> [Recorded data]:
※ ※ ※
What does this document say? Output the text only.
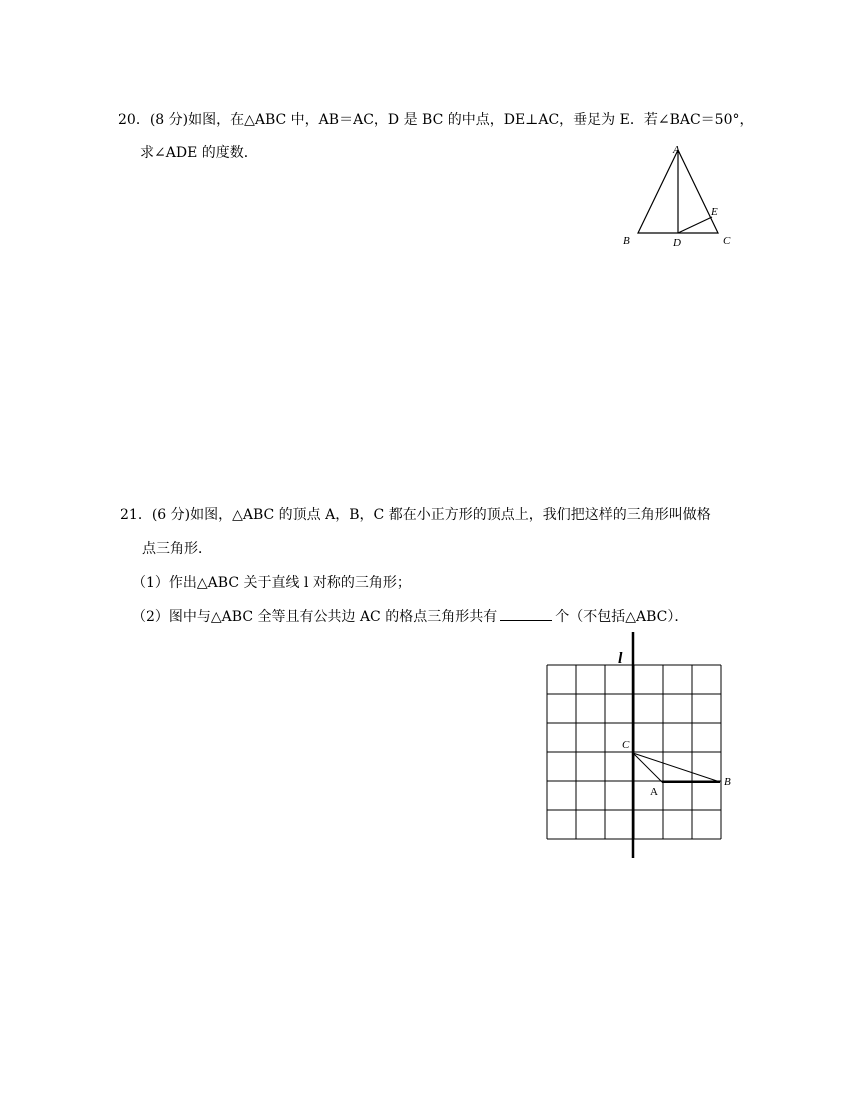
20．(8 分)如图，在△ABC 中，AB＝AC，D 是 BC 的中点，DE⊥AC，垂足为 E．若∠BAC＝50°，
求∠ADE 的度数．	A
B	C
D
E
21．(6 分)如图，△ABC 的顶点 A，B，C 都在小正方形的顶点上，我们把这样的三角形叫做格
点三角形．
（1）作出△ABC 关于直线 l 对称的三角形；
（2）图中与△ABC 全等且有公共边 AC 的格点三角形共有	个（不包括△ABC）．
l
C
A
B
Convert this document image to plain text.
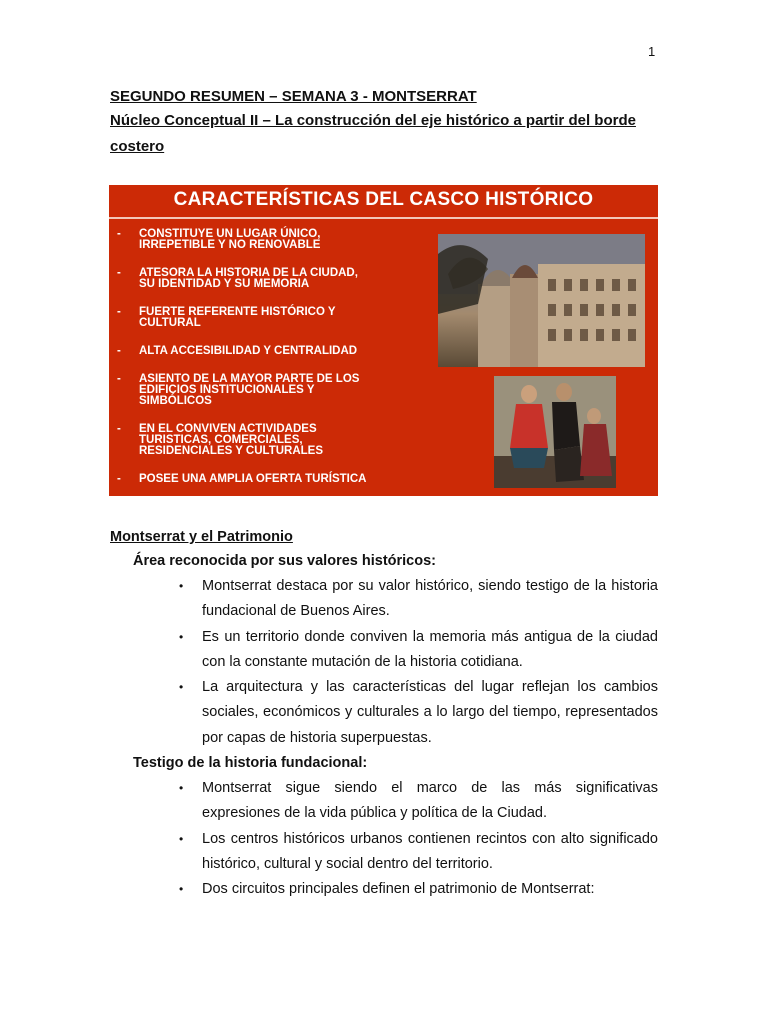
1
SEGUNDO RESUMEN – SEMANA 3 - MONTSERRAT
Núcleo Conceptual II – La construcción del eje histórico a partir del borde costero
CARACTERÍSTICAS DEL CASCO HISTÓRICO
- CONSTITUYE UN LUGAR ÚNICO,
IRREPETIBLE Y NO RENOVABLE
- ATESORA LA HISTORIA DE LA CIUDAD,
SU IDENTIDAD Y SU MEMORIA
- FUERTE REFERENTE HISTÓRICO Y
CULTURAL
- ALTA ACCESIBILIDAD Y CENTRALIDAD
- ASIENTO DE LA MAYOR PARTE DE LOS
EDIFICIOS INSTITUCIONALES Y
SIMBÓLICOS
- EN EL CONVIVEN ACTIVIDADES
TURISTICAS, COMERCIALES,
RESIDENCIALES Y CULTURALES
- POSEE UNA AMPLIA OFERTA TURÍSTICA
Montserrat y el Patrimonio
Área reconocida por sus valores históricos:
• Montserrat destaca por su valor histórico, siendo testigo de la historia fundacional de Buenos Aires.
• Es un territorio donde conviven la memoria más antigua de la ciudad con la constante mutación de la historia cotidiana.
• La arquitectura y las características del lugar reflejan los cambios sociales, económicos y culturales a lo largo del tiempo, representados por capas de historia superpuestas.
Testigo de la historia fundacional:
• Montserrat sigue siendo el marco de las más significativas expresiones de la vida pública y política de la Ciudad.
• Los centros históricos urbanos contienen recintos con alto significado histórico, cultural y social dentro del territorio.
• Dos circuitos principales definen el patrimonio de Montserrat:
※ ※ ※
> [Task requirements]: Return each line of the data, keeping its wording exact and omitting pictures.

> [In response]:
What does this document say? Output the text only.
20．(8 分)如图，在△ABC 中，AB＝AC，D 是 BC 的中点，DE⊥AC，垂足为 E．若∠BAC＝50°，
求∠ADE 的度数．	A
B	C
D
E
21．(6 分)如图，△ABC 的顶点 A，B，C 都在小正方形的顶点上，我们把这样的三角形叫做格
点三角形．
（1）作出△ABC 关于直线 l 对称的三角形；
（2）图中与△ABC 全等且有公共边 AC 的格点三角形共有	个（不包括△ABC）．
l
C
A
B
Convert this document image to plain text.
1
SEGUNDO RESUMEN – SEMANA 3 - MONTSERRAT
Núcleo Conceptual II – La construcción del eje histórico a partir del borde costero
CARACTERÍSTICAS DEL CASCO HISTÓRICO
- CONSTITUYE UN LUGAR ÚNICO,
IRREPETIBLE Y NO RENOVABLE
- ATESORA LA HISTORIA DE LA CIUDAD,
SU IDENTIDAD Y SU MEMORIA
- FUERTE REFERENTE HISTÓRICO Y
CULTURAL
- ALTA ACCESIBILIDAD Y CENTRALIDAD
- ASIENTO DE LA MAYOR PARTE DE LOS
EDIFICIOS INSTITUCIONALES Y
SIMBÓLICOS
- EN EL CONVIVEN ACTIVIDADES
TURISTICAS, COMERCIALES,
RESIDENCIALES Y CULTURALES
- POSEE UNA AMPLIA OFERTA TURÍSTICA
Montserrat y el Patrimonio
Área reconocida por sus valores históricos:
• Montserrat destaca por su valor histórico, siendo testigo de la historia fundacional de Buenos Aires.
• Es un territorio donde conviven la memoria más antigua de la ciudad con la constante mutación de la historia cotidiana.
• La arquitectura y las características del lugar reflejan los cambios sociales, económicos y culturales a lo largo del tiempo, representados por capas de historia superpuestas.
Testigo de la historia fundacional:
• Montserrat sigue siendo el marco de las más significativas expresiones de la vida pública y política de la Ciudad.
• Los centros históricos urbanos contienen recintos con alto significado histórico, cultural y social dentro del territorio.
• Dos circuitos principales definen el patrimonio de Montserrat:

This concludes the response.